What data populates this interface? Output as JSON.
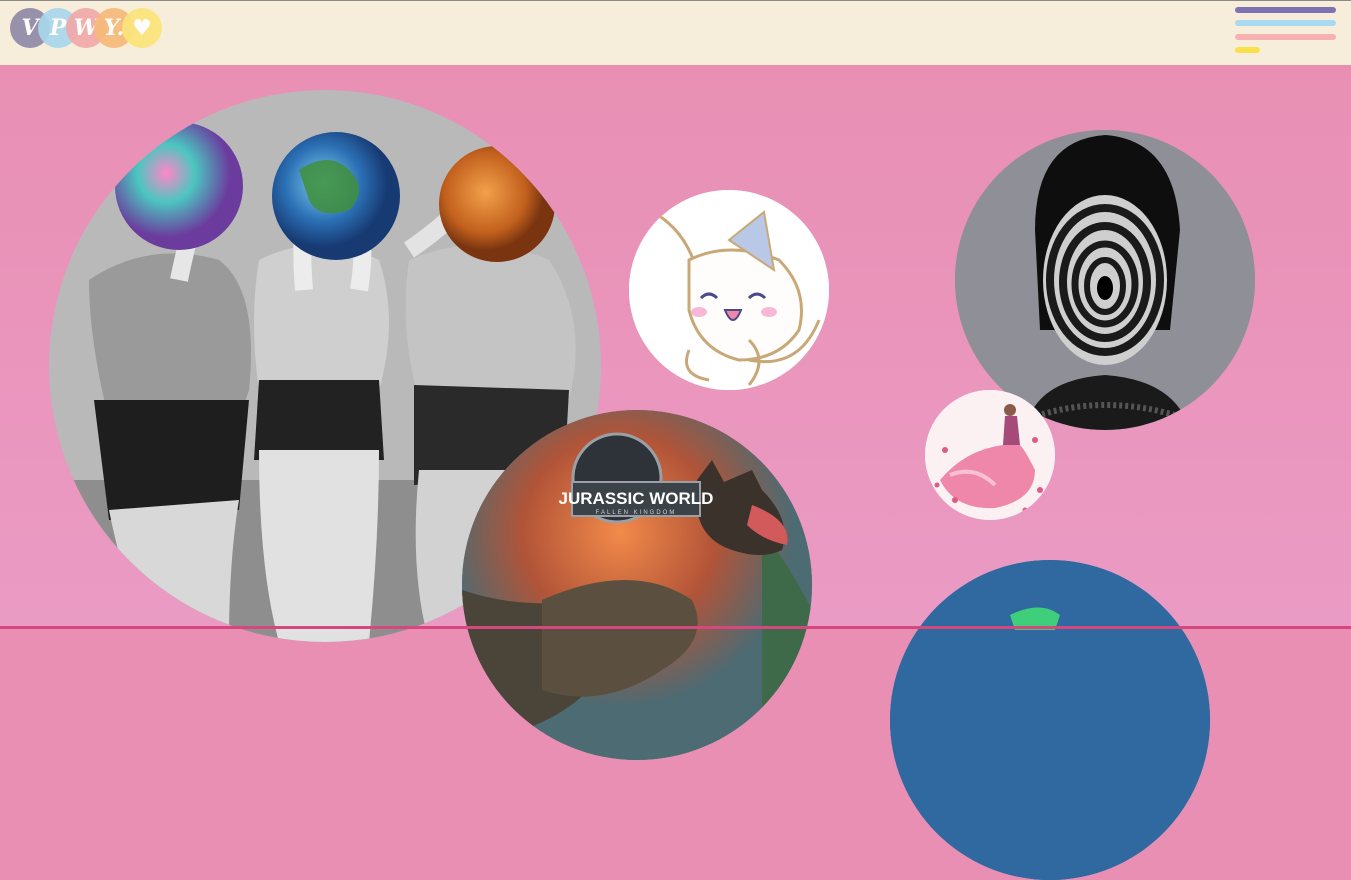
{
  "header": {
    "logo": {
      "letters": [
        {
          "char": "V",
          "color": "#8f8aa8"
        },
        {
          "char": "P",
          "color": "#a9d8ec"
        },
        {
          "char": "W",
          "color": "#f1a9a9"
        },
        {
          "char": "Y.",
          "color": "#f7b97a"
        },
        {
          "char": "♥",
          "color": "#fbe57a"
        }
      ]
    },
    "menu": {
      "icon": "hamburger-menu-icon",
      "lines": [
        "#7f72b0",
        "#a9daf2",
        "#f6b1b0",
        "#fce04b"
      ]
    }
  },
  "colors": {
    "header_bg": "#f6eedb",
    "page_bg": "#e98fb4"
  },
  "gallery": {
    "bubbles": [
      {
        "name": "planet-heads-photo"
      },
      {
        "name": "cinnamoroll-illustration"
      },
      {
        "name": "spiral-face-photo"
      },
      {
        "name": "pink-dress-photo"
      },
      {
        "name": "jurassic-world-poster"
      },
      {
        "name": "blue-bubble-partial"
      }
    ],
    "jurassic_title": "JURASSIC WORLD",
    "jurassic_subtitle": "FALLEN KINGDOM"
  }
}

━━━━

_Directions for this task_
Write out the entries above verbatim; the pictures do not belong in your copy.

_Answer to this problem_
What data populates this interface? Output as JSON.
{
  "header": {
    "logo": {
      "letters": [
        {
          "char": "V",
          "color": "#8f8aa8"
        },
        {
          "char": "P",
          "color": "#a9d8ec"
        },
        {
          "char": "W",
          "color": "#f1a9a9"
        },
        {
          "char": "Y.",
          "color": "#f7b97a"
        },
        {
          "char": "♥",
          "color": "#fbe57a"
        }
      ]
    },
    "menu": {
      "icon": "hamburger-menu-icon",
      "lines": [
        "#7f72b0",
        "#a9daf2",
        "#f6b1b0",
        "#fce04b"
      ]
    }
  },
  "colors": {
    "header_bg": "#f6eedb",
    "page_bg": "#e98fb4"
  },
  "gallery": {
    "bubbles": [
      {
        "name": "planet-heads-photo"
      },
      {
        "name": "cinnamoroll-illustration"
      },
      {
        "name": "spiral-face-photo"
      },
      {
        "name": "pink-dress-photo"
      },
      {
        "name": "jurassic-world-poster"
      },
      {
        "name": "blue-bubble-partial"
      }
    ],
    "jurassic_title": "JURASSIC WORLD",
    "jurassic_subtitle": "FALLEN KINGDOM"
  }
}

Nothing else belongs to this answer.